(Figure record extracts)

★ ★ ★

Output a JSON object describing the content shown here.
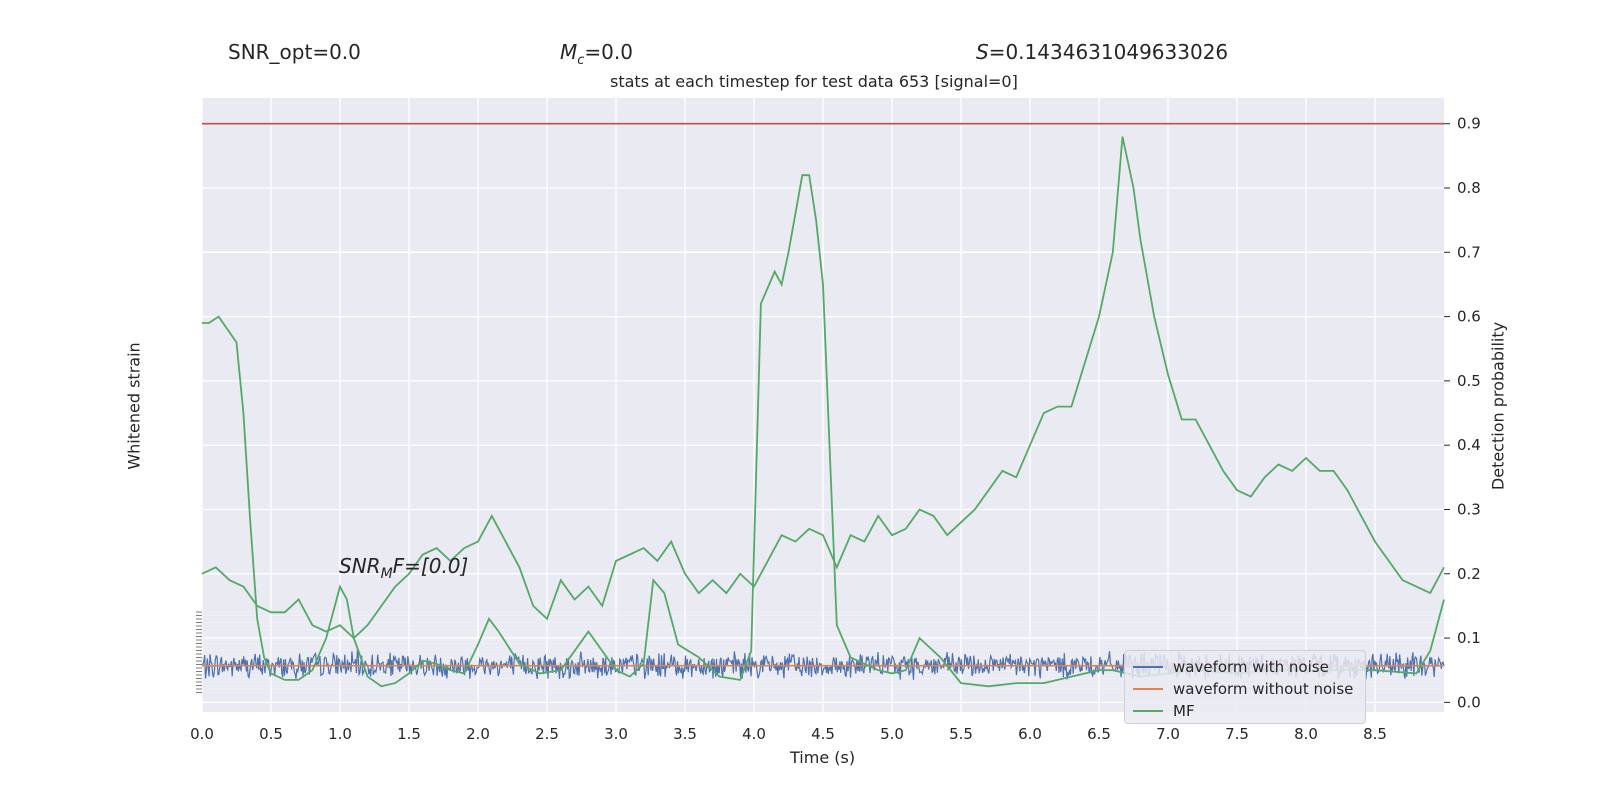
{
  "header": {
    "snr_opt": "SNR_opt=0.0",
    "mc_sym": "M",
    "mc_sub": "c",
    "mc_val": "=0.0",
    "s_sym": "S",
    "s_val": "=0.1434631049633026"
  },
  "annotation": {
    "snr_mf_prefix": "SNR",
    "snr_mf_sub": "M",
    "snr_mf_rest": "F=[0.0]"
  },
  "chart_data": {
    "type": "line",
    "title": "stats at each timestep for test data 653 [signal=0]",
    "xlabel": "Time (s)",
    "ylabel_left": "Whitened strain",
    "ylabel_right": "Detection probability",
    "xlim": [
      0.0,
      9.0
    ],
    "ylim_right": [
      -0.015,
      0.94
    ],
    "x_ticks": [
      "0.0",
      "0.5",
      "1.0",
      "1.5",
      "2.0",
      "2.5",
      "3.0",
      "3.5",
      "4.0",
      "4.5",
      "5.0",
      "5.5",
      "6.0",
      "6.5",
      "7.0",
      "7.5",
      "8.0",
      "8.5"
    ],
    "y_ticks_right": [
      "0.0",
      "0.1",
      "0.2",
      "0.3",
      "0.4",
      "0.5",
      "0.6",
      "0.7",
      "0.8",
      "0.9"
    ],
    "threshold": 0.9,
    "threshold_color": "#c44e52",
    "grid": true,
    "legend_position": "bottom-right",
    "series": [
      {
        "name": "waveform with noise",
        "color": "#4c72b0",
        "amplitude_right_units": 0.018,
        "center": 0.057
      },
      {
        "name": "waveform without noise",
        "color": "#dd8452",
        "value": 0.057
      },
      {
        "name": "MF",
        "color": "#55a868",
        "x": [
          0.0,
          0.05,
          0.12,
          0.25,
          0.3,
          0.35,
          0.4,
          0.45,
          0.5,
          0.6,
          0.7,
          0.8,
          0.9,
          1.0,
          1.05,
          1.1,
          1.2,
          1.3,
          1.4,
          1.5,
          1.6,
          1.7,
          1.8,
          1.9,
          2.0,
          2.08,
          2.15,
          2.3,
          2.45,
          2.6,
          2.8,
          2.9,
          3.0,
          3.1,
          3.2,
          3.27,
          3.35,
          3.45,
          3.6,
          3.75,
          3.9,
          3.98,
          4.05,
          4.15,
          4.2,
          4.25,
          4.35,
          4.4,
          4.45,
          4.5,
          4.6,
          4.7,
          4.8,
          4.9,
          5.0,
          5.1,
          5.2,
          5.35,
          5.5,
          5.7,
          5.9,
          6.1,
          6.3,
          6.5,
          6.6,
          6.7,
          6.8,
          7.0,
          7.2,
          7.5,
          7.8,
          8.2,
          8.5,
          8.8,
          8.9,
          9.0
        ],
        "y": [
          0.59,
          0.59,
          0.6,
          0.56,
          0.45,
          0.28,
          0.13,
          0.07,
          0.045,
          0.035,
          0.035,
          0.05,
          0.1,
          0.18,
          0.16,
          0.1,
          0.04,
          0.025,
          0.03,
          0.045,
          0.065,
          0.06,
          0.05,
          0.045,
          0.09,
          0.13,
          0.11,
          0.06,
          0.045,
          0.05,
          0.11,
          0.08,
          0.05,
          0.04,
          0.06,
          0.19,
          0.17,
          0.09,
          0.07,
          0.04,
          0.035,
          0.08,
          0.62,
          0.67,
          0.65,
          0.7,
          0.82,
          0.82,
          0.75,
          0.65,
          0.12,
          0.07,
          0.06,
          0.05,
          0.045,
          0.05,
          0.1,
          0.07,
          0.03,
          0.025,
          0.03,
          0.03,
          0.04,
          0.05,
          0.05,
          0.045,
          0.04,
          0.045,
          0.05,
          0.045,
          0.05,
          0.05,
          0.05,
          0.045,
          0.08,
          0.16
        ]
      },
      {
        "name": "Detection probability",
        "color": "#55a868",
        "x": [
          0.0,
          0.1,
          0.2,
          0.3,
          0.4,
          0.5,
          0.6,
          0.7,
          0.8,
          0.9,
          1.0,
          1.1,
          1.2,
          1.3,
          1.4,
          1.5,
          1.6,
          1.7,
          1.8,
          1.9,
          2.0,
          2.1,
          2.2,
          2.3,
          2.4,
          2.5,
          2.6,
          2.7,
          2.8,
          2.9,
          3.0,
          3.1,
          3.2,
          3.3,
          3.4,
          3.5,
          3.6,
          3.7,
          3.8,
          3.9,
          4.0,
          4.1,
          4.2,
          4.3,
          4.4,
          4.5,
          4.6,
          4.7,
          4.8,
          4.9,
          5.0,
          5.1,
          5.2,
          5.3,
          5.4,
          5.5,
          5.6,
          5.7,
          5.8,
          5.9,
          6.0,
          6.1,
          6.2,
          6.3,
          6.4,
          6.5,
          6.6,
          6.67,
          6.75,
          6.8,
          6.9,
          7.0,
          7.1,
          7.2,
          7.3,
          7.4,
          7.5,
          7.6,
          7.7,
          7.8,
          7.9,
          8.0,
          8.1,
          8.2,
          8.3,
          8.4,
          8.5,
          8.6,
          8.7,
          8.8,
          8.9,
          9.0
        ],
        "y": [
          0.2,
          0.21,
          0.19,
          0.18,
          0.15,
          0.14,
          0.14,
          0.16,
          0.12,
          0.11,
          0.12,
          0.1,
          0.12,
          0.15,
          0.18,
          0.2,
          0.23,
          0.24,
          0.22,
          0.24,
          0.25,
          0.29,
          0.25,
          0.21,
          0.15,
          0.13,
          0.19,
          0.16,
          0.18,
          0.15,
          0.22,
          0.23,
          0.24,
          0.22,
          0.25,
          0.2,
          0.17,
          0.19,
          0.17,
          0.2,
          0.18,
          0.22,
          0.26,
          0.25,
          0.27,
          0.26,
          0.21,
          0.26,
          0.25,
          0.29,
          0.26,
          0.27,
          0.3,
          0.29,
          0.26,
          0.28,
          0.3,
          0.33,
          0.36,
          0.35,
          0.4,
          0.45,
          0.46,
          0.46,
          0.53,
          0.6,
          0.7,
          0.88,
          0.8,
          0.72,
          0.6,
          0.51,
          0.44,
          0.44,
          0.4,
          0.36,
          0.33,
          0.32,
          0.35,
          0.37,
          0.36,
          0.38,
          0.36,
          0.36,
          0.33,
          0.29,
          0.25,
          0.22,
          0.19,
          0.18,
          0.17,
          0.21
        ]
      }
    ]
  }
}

★ ★ ★

* **WORK REQUIRED**
Transcribe every entry word for word, but omit the pictures.

* **COMPLETE OUTPUT**
Output a JSON object describing the content shown here.
{
  "header": {
    "snr_opt": "SNR_opt=0.0",
    "mc_sym": "M",
    "mc_sub": "c",
    "mc_val": "=0.0",
    "s_sym": "S",
    "s_val": "=0.1434631049633026"
  },
  "annotation": {
    "snr_mf_prefix": "SNR",
    "snr_mf_sub": "M",
    "snr_mf_rest": "F=[0.0]"
  },
  "chart_data": {
    "type": "line",
    "title": "stats at each timestep for test data 653 [signal=0]",
    "xlabel": "Time (s)",
    "ylabel_left": "Whitened strain",
    "ylabel_right": "Detection probability",
    "xlim": [
      0.0,
      9.0
    ],
    "ylim_right": [
      -0.015,
      0.94
    ],
    "x_ticks": [
      "0.0",
      "0.5",
      "1.0",
      "1.5",
      "2.0",
      "2.5",
      "3.0",
      "3.5",
      "4.0",
      "4.5",
      "5.0",
      "5.5",
      "6.0",
      "6.5",
      "7.0",
      "7.5",
      "8.0",
      "8.5"
    ],
    "y_ticks_right": [
      "0.0",
      "0.1",
      "0.2",
      "0.3",
      "0.4",
      "0.5",
      "0.6",
      "0.7",
      "0.8",
      "0.9"
    ],
    "threshold": 0.9,
    "threshold_color": "#c44e52",
    "grid": true,
    "legend_position": "bottom-right",
    "series": [
      {
        "name": "waveform with noise",
        "color": "#4c72b0",
        "amplitude_right_units": 0.018,
        "center": 0.057
      },
      {
        "name": "waveform without noise",
        "color": "#dd8452",
        "value": 0.057
      },
      {
        "name": "MF",
        "color": "#55a868",
        "x": [
          0.0,
          0.05,
          0.12,
          0.25,
          0.3,
          0.35,
          0.4,
          0.45,
          0.5,
          0.6,
          0.7,
          0.8,
          0.9,
          1.0,
          1.05,
          1.1,
          1.2,
          1.3,
          1.4,
          1.5,
          1.6,
          1.7,
          1.8,
          1.9,
          2.0,
          2.08,
          2.15,
          2.3,
          2.45,
          2.6,
          2.8,
          2.9,
          3.0,
          3.1,
          3.2,
          3.27,
          3.35,
          3.45,
          3.6,
          3.75,
          3.9,
          3.98,
          4.05,
          4.15,
          4.2,
          4.25,
          4.35,
          4.4,
          4.45,
          4.5,
          4.6,
          4.7,
          4.8,
          4.9,
          5.0,
          5.1,
          5.2,
          5.35,
          5.5,
          5.7,
          5.9,
          6.1,
          6.3,
          6.5,
          6.6,
          6.7,
          6.8,
          7.0,
          7.2,
          7.5,
          7.8,
          8.2,
          8.5,
          8.8,
          8.9,
          9.0
        ],
        "y": [
          0.59,
          0.59,
          0.6,
          0.56,
          0.45,
          0.28,
          0.13,
          0.07,
          0.045,
          0.035,
          0.035,
          0.05,
          0.1,
          0.18,
          0.16,
          0.1,
          0.04,
          0.025,
          0.03,
          0.045,
          0.065,
          0.06,
          0.05,
          0.045,
          0.09,
          0.13,
          0.11,
          0.06,
          0.045,
          0.05,
          0.11,
          0.08,
          0.05,
          0.04,
          0.06,
          0.19,
          0.17,
          0.09,
          0.07,
          0.04,
          0.035,
          0.08,
          0.62,
          0.67,
          0.65,
          0.7,
          0.82,
          0.82,
          0.75,
          0.65,
          0.12,
          0.07,
          0.06,
          0.05,
          0.045,
          0.05,
          0.1,
          0.07,
          0.03,
          0.025,
          0.03,
          0.03,
          0.04,
          0.05,
          0.05,
          0.045,
          0.04,
          0.045,
          0.05,
          0.045,
          0.05,
          0.05,
          0.05,
          0.045,
          0.08,
          0.16
        ]
      },
      {
        "name": "Detection probability",
        "color": "#55a868",
        "x": [
          0.0,
          0.1,
          0.2,
          0.3,
          0.4,
          0.5,
          0.6,
          0.7,
          0.8,
          0.9,
          1.0,
          1.1,
          1.2,
          1.3,
          1.4,
          1.5,
          1.6,
          1.7,
          1.8,
          1.9,
          2.0,
          2.1,
          2.2,
          2.3,
          2.4,
          2.5,
          2.6,
          2.7,
          2.8,
          2.9,
          3.0,
          3.1,
          3.2,
          3.3,
          3.4,
          3.5,
          3.6,
          3.7,
          3.8,
          3.9,
          4.0,
          4.1,
          4.2,
          4.3,
          4.4,
          4.5,
          4.6,
          4.7,
          4.8,
          4.9,
          5.0,
          5.1,
          5.2,
          5.3,
          5.4,
          5.5,
          5.6,
          5.7,
          5.8,
          5.9,
          6.0,
          6.1,
          6.2,
          6.3,
          6.4,
          6.5,
          6.6,
          6.67,
          6.75,
          6.8,
          6.9,
          7.0,
          7.1,
          7.2,
          7.3,
          7.4,
          7.5,
          7.6,
          7.7,
          7.8,
          7.9,
          8.0,
          8.1,
          8.2,
          8.3,
          8.4,
          8.5,
          8.6,
          8.7,
          8.8,
          8.9,
          9.0
        ],
        "y": [
          0.2,
          0.21,
          0.19,
          0.18,
          0.15,
          0.14,
          0.14,
          0.16,
          0.12,
          0.11,
          0.12,
          0.1,
          0.12,
          0.15,
          0.18,
          0.2,
          0.23,
          0.24,
          0.22,
          0.24,
          0.25,
          0.29,
          0.25,
          0.21,
          0.15,
          0.13,
          0.19,
          0.16,
          0.18,
          0.15,
          0.22,
          0.23,
          0.24,
          0.22,
          0.25,
          0.2,
          0.17,
          0.19,
          0.17,
          0.2,
          0.18,
          0.22,
          0.26,
          0.25,
          0.27,
          0.26,
          0.21,
          0.26,
          0.25,
          0.29,
          0.26,
          0.27,
          0.3,
          0.29,
          0.26,
          0.28,
          0.3,
          0.33,
          0.36,
          0.35,
          0.4,
          0.45,
          0.46,
          0.46,
          0.53,
          0.6,
          0.7,
          0.88,
          0.8,
          0.72,
          0.6,
          0.51,
          0.44,
          0.44,
          0.4,
          0.36,
          0.33,
          0.32,
          0.35,
          0.37,
          0.36,
          0.38,
          0.36,
          0.36,
          0.33,
          0.29,
          0.25,
          0.22,
          0.19,
          0.18,
          0.17,
          0.21
        ]
      }
    ]
  }
}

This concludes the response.